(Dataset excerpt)
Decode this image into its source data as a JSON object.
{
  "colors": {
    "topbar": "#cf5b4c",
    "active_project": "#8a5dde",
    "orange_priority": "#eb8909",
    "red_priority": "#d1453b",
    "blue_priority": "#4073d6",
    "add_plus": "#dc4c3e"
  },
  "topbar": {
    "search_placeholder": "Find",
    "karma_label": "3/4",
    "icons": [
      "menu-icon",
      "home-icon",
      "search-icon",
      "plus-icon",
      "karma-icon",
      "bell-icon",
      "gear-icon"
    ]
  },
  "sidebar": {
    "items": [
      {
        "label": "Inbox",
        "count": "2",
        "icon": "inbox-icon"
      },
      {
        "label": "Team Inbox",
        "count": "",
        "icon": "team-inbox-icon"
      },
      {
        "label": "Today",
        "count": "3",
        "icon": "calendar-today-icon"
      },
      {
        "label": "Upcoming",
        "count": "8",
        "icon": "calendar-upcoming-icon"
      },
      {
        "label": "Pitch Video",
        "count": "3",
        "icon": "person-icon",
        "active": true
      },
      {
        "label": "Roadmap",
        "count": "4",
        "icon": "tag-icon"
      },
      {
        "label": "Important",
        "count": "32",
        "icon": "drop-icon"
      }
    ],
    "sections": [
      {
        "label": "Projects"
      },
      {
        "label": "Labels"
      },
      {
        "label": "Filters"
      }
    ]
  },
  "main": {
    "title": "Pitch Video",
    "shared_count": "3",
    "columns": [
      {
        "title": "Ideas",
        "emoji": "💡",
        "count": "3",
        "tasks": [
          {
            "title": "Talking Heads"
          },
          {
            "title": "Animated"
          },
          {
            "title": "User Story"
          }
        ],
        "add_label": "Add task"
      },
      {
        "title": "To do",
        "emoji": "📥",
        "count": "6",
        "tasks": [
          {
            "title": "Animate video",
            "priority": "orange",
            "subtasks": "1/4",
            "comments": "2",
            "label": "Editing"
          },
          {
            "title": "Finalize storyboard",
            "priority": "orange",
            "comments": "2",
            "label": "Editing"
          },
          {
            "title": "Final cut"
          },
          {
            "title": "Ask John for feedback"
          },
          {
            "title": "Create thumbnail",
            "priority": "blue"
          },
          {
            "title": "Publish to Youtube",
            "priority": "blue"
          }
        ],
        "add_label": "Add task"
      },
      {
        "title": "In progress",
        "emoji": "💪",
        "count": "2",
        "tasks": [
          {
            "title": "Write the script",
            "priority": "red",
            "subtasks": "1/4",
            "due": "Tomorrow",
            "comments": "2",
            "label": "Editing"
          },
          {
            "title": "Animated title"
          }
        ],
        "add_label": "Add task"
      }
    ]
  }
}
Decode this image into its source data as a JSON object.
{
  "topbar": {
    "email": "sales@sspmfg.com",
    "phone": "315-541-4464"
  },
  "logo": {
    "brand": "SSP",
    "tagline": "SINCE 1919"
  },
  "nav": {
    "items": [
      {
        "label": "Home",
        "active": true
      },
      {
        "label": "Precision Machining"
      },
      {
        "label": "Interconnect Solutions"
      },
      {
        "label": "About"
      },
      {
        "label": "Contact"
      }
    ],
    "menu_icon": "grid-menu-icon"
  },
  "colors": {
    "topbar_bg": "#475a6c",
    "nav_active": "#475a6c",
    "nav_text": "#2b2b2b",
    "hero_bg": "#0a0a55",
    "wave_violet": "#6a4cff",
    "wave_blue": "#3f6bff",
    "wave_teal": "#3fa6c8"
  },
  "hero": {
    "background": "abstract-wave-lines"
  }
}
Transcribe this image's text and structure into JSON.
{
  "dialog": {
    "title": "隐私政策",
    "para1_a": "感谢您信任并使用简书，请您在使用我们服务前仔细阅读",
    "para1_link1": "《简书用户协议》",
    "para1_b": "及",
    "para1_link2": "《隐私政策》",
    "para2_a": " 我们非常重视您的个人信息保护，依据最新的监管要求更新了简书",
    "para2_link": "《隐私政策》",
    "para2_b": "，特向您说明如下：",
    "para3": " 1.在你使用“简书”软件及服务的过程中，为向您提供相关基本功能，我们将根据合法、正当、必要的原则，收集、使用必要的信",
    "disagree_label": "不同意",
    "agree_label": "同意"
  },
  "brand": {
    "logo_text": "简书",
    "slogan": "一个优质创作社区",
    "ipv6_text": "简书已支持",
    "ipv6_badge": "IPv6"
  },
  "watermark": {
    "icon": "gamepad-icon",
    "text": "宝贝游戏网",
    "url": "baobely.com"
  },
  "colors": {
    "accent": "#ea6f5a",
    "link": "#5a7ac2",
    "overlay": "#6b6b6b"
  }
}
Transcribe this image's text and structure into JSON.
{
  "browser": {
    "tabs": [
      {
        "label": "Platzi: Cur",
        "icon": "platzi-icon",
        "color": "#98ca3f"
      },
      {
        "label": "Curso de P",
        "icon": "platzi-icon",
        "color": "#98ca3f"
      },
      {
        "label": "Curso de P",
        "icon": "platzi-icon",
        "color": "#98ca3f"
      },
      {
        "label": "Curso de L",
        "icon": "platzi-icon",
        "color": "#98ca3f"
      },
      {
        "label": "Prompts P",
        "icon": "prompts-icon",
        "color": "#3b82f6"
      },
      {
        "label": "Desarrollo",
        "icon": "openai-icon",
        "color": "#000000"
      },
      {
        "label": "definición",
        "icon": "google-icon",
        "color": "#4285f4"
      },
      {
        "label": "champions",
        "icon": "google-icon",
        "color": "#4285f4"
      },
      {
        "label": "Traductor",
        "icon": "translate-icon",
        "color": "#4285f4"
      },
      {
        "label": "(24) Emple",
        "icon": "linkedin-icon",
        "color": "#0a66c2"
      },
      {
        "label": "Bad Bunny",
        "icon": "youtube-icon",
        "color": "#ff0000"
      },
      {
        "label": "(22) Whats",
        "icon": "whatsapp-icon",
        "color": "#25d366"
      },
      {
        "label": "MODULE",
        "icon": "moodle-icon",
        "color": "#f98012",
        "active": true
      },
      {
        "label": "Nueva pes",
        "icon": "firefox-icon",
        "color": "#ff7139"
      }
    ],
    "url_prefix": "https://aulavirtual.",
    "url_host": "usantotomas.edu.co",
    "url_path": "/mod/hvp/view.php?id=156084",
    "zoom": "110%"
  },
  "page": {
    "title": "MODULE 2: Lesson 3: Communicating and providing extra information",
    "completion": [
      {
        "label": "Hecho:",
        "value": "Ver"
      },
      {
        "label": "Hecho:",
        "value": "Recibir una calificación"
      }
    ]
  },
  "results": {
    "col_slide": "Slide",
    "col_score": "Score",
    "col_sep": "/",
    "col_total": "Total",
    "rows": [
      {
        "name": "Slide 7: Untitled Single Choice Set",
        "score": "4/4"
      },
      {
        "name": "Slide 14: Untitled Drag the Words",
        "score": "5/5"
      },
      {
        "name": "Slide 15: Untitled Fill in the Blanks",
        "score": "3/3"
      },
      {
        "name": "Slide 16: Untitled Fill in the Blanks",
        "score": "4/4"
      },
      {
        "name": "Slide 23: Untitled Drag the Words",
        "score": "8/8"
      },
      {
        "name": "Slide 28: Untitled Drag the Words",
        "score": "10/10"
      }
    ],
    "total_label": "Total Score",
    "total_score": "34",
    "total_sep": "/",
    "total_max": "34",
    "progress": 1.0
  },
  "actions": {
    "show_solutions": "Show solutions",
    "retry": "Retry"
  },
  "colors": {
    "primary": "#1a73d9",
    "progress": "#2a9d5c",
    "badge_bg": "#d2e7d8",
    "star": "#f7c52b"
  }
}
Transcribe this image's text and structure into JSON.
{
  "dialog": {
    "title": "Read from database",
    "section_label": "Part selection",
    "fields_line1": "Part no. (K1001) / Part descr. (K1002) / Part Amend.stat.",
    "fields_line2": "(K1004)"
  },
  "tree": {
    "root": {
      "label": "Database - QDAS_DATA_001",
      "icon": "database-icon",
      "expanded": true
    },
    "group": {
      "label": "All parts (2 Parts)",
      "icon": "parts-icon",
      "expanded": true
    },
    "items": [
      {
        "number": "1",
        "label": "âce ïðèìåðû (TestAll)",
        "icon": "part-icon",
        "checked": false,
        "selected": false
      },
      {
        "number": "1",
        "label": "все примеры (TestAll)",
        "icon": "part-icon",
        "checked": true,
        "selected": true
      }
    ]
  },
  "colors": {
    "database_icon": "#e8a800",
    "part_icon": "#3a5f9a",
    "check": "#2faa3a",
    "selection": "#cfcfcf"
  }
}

> **What the task asks**
Whenever "Slide" turns up in a line, pick that line out.

> **Response to this exercise**
    "col_slide": "Slide",
        "name": "Slide 7: Untitled Single Choice Set",
        "name": "Slide 14: Untitled Drag the Words",
        "name": "Slide 15: Untitled Fill in the Blanks",
        "name": "Slide 16: Untitled Fill in the Blanks",
        "name": "Slide 23: Untitled Drag the Words",
        "name": "Slide 28: Untitled Drag the Words",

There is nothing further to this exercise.